Brief: Keep only the lines of the listing that include the word "subtitle", and copy them.

Data provided:
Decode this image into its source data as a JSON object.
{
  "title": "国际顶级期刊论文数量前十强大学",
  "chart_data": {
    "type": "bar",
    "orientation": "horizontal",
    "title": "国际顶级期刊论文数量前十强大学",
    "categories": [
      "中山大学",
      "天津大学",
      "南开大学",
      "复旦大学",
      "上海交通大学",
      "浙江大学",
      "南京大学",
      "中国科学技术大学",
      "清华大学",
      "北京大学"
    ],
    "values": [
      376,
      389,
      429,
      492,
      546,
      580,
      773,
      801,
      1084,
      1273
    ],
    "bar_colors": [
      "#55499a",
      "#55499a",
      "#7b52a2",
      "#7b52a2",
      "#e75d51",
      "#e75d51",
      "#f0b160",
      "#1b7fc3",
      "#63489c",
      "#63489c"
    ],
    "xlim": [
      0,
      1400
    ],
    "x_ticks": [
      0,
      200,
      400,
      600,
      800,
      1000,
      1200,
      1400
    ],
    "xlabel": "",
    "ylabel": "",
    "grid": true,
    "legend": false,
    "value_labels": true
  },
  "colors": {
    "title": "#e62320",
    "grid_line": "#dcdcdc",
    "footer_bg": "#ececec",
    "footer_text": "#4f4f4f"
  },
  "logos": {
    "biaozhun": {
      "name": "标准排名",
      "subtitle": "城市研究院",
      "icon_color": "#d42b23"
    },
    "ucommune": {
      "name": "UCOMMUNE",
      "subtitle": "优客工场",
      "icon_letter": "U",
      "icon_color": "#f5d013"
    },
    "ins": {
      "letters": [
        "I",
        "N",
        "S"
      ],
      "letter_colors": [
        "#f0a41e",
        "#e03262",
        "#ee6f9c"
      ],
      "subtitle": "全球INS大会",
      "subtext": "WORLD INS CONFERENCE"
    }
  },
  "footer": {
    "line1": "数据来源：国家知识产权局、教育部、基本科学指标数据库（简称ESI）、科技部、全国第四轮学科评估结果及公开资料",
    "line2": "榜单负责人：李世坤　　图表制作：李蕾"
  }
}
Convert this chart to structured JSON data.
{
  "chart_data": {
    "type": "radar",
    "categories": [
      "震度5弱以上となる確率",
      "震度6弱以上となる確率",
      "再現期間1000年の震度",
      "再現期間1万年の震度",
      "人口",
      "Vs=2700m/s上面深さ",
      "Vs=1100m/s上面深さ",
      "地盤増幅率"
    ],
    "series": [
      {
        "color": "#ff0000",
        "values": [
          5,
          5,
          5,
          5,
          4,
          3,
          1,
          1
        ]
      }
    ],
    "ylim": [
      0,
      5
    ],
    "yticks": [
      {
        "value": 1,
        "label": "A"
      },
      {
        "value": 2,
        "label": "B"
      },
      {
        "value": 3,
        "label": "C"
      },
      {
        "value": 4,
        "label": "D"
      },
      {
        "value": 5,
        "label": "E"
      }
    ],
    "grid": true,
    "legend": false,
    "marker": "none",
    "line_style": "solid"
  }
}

Written reply:
      "subtitle": "城市研究院",
      "subtitle": "优客工场",
      "subtitle": "全球INS大会",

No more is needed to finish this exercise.